[Task brief] Produce an exact copy of all the records.

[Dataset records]
— START —

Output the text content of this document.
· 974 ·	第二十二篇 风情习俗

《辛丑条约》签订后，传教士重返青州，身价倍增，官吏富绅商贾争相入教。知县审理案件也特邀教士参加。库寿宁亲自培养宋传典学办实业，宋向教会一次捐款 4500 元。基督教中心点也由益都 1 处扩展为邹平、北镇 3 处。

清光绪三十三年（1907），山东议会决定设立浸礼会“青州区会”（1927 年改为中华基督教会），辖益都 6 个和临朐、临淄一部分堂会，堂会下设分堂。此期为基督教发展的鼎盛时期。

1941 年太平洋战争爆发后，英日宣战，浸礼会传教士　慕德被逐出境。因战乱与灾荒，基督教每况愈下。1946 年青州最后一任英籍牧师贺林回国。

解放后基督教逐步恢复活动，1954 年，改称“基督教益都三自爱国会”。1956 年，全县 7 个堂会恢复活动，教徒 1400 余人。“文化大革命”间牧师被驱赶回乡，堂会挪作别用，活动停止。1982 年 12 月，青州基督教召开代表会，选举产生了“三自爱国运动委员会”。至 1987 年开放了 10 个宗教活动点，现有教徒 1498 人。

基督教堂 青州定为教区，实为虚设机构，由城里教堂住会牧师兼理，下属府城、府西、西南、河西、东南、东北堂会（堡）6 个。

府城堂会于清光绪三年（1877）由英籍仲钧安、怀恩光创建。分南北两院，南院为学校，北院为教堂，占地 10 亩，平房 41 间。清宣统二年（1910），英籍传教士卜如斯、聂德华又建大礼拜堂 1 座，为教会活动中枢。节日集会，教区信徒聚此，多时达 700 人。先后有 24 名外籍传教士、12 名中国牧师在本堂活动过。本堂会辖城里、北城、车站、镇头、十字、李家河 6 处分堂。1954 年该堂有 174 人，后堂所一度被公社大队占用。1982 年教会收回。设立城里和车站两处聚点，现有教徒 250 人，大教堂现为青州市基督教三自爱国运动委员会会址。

— END —

[Result for this task]
Output the text content of this document.
· 974 ·	第二十二篇 风情习俗

《辛丑条约》签订后，传教士重返青州，身价倍增，官吏富绅商贾争相入教。知县审理案件也特邀教士参加。库寿宁亲自培养宋传典学办实业，宋向教会一次捐款 4500 元。基督教中心点也由益都 1 处扩展为邹平、北镇 3 处。

清光绪三十三年（1907），山东议会决定设立浸礼会“青州区会”（1927 年改为中华基督教会），辖益都 6 个和临朐、临淄一部分堂会，堂会下设分堂。此期为基督教发展的鼎盛时期。

1941 年太平洋战争爆发后，英日宣战，浸礼会传教士　慕德被逐出境。因战乱与灾荒，基督教每况愈下。1946 年青州最后一任英籍牧师贺林回国。

解放后基督教逐步恢复活动，1954 年，改称“基督教益都三自爱国会”。1956 年，全县 7 个堂会恢复活动，教徒 1400 余人。“文化大革命”间牧师被驱赶回乡，堂会挪作别用，活动停止。1982 年 12 月，青州基督教召开代表会，选举产生了“三自爱国运动委员会”。至 1987 年开放了 10 个宗教活动点，现有教徒 1498 人。

基督教堂 青州定为教区，实为虚设机构，由城里教堂住会牧师兼理，下属府城、府西、西南、河西、东南、东北堂会（堡）6 个。

府城堂会于清光绪三年（1877）由英籍仲钧安、怀恩光创建。分南北两院，南院为学校，北院为教堂，占地 10 亩，平房 41 间。清宣统二年（1910），英籍传教士卜如斯、聂德华又建大礼拜堂 1 座，为教会活动中枢。节日集会，教区信徒聚此，多时达 700 人。先后有 24 名外籍传教士、12 名中国牧师在本堂活动过。本堂会辖城里、北城、车站、镇头、十字、李家河 6 处分堂。1954 年该堂有 174 人，后堂所一度被公社大队占用。1982 年教会收回。设立城里和车站两处聚点，现有教徒 250 人，大教堂现为青州市基督教三自爱国运动委员会会址。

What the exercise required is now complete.